Start of Task material
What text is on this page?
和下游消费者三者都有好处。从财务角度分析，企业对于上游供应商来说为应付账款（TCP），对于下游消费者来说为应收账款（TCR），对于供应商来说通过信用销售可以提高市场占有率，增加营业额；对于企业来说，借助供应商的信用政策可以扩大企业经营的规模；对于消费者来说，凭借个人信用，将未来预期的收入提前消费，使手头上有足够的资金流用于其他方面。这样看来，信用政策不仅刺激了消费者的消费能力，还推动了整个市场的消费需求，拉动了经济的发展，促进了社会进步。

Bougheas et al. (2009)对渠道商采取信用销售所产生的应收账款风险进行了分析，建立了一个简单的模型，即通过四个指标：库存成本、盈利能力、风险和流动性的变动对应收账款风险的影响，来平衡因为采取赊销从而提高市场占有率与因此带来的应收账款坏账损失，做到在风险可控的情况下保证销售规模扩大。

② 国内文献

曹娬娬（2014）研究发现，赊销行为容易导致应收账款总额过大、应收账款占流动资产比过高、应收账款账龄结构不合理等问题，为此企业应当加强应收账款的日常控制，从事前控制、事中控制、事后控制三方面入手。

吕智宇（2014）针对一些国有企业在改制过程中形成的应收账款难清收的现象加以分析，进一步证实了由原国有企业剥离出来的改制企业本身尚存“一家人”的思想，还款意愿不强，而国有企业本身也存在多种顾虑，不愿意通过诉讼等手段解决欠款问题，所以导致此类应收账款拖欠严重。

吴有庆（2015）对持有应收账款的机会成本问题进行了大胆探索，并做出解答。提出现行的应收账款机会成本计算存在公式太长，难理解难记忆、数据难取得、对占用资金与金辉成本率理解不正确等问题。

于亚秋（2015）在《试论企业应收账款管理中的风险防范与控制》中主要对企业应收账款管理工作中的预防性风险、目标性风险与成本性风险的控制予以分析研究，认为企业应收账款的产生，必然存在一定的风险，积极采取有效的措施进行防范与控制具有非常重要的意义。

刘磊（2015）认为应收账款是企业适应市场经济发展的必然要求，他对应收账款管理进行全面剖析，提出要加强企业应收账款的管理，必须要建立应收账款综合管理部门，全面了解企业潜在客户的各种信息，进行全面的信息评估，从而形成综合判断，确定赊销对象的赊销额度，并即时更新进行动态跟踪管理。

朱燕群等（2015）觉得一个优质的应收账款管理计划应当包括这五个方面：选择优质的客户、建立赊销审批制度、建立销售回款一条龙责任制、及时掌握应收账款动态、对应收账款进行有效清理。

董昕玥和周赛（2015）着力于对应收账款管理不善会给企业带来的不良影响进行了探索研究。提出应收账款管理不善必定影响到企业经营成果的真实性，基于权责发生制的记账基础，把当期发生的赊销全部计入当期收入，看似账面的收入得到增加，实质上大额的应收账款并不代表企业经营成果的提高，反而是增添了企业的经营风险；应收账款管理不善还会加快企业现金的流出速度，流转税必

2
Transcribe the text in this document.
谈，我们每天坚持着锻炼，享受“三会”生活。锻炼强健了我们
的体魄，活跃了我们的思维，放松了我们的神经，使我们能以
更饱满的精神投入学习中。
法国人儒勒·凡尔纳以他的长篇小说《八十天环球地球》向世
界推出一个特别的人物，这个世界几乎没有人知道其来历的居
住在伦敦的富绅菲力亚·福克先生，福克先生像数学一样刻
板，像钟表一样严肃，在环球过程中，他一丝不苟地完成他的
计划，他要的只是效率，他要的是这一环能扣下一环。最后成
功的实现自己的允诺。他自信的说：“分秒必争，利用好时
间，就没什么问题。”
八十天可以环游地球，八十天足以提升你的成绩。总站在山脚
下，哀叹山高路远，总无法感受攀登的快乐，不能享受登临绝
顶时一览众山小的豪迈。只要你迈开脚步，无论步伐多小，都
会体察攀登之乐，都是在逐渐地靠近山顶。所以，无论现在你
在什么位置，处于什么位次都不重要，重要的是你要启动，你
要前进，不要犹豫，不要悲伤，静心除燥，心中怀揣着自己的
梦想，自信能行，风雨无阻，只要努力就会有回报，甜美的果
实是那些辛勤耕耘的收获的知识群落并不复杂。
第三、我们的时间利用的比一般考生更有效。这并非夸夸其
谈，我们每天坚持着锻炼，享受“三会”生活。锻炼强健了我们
End of Task material
#### Requirement:
Report how many lines of the data contain the word "this", using the number alone.

#### Answer:
2